* [TASK TO COMPLETE]: Render the data below as a Markdown table with two columns, Row and Text, giving each nonblank line its own numbered row. Omit the pictures from the table.

------------------------

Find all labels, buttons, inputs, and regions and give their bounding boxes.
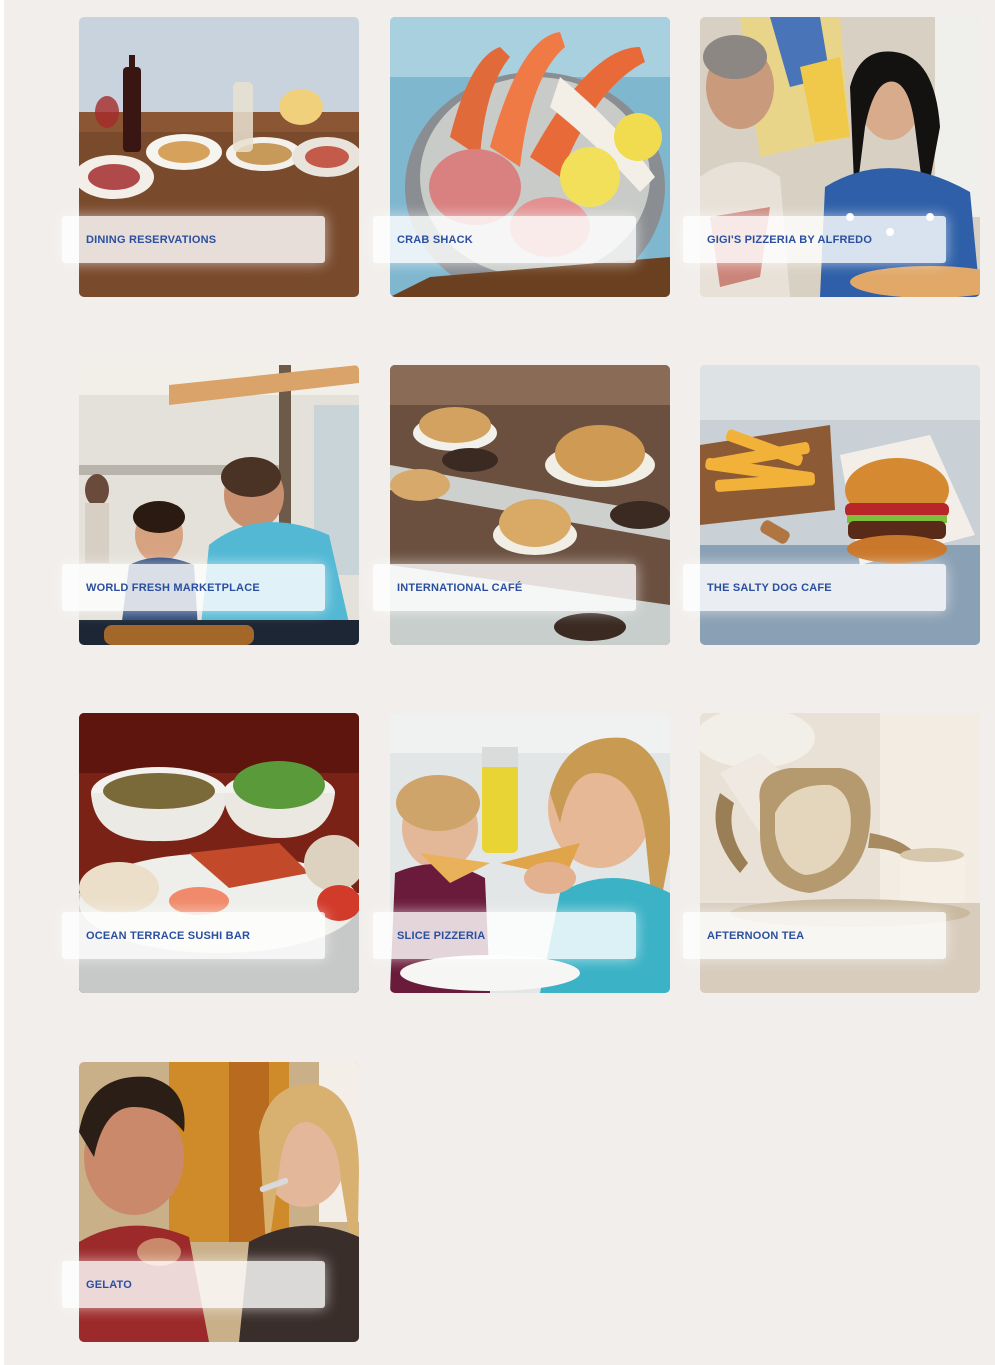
tile-label: THE SALTY DOG CAFE <box>683 564 946 611</box>
tile-label: GELATO <box>62 1261 325 1308</box>
tile-slice-pizzeria[interactable]: SLICE PIZZERIA <box>373 713 670 993</box>
tile-gigis-pizzeria[interactable]: GIGI'S PIZZERIA BY ALFREDO <box>683 17 980 297</box>
tile-salty-dog-cafe[interactable]: THE SALTY DOG CAFE <box>683 365 980 645</box>
tile-dining-reservations[interactable]: DINING RESERVATIONS <box>62 17 359 297</box>
page-left-edge <box>0 0 4 1365</box>
tile-gelato[interactable]: GELATO <box>62 1062 359 1342</box>
tile-label: SLICE PIZZERIA <box>373 912 636 959</box>
tile-label: INTERNATIONAL CAFÉ <box>373 564 636 611</box>
tile-ocean-terrace-sushi-bar[interactable]: OCEAN TERRACE SUSHI BAR <box>62 713 359 993</box>
tile-label: DINING RESERVATIONS <box>62 216 325 263</box>
tile-label: CRAB SHACK <box>373 216 636 263</box>
tile-afternoon-tea[interactable]: AFTERNOON TEA <box>683 713 980 993</box>
tile-crab-shack[interactable]: CRAB SHACK <box>373 17 670 297</box>
tile-label: GIGI'S PIZZERIA BY ALFREDO <box>683 216 946 263</box>
tile-world-fresh-marketplace[interactable]: WORLD FRESH MARKETPLACE <box>62 365 359 645</box>
tile-label: WORLD FRESH MARKETPLACE <box>62 564 325 611</box>
tile-label: OCEAN TERRACE SUSHI BAR <box>62 912 325 959</box>
tile-label: AFTERNOON TEA <box>683 912 946 959</box>
tile-international-cafe[interactable]: INTERNATIONAL CAFÉ <box>373 365 670 645</box>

------------------------

* [WRITTEN RESPONSE]:
| Row | Text |
|---|---|
| 1 | Find all labels, buttons, inputs, and regions and give their bounding boxes. |
| 2 | tile-label: THE SALTY DOG CAFE <box>683 564 946 611</box> |
| 3 | tile-label: GELATO <box>62 1261 325 1308</box> |
| 4 | tile-slice-pizzeria[interactable]: SLICE PIZZERIA <box>373 713 670 993</box> |
| 5 | tile-gigis-pizzeria[interactable]: GIGI'S PIZZERIA BY ALFREDO <box>683 17 980 297</box> |
| 6 | tile-salty-dog-cafe[interactable]: THE SALTY DOG CAFE <box>683 365 980 645</box> |
| 7 | tile-dining-reservations[interactable]: DINING RESERVATIONS <box>62 17 359 297</box> |
| 8 | page-left-edge <box>0 0 4 1365</box> |
| 9 | tile-gelato[interactable]: GELATO <box>62 1062 359 1342</box> |
| 10 | tile-label: SLICE PIZZERIA <box>373 912 636 959</box> |
| 11 | tile-label: INTERNATIONAL CAFÉ <box>373 564 636 611</box> |
| 12 | tile-ocean-terrace-sushi-bar[interactable]: OCEAN TERRACE SUSHI BAR <box>62 713 359 993</box> |
| 13 | tile-label: DINING RESERVATIONS <box>62 216 325 263</box> |
| 14 | tile-label: CRAB SHACK <box>373 216 636 263</box> |
| 15 | tile-afternoon-tea[interactable]: AFTERNOON TEA <box>683 713 980 993</box> |
| 16 | tile-crab-shack[interactable]: CRAB SHACK <box>373 17 670 297</box> |
| 17 | tile-label: GIGI'S PIZZERIA BY ALFREDO <box>683 216 946 263</box> |
| 18 | tile-world-fresh-marketplace[interactable]: WORLD FRESH MARKETPLACE <box>62 365 359 645</box> |
| 19 | tile-label: WORLD FRESH MARKETPLACE <box>62 564 325 611</box> |
| 20 | tile-label: OCEAN TERRACE SUSHI BAR <box>62 912 325 959</box> |
| 21 | tile-label: AFTERNOON TEA <box>683 912 946 959</box> |
| 22 | tile-international-cafe[interactable]: INTERNATIONAL CAFÉ <box>373 365 670 645</box> |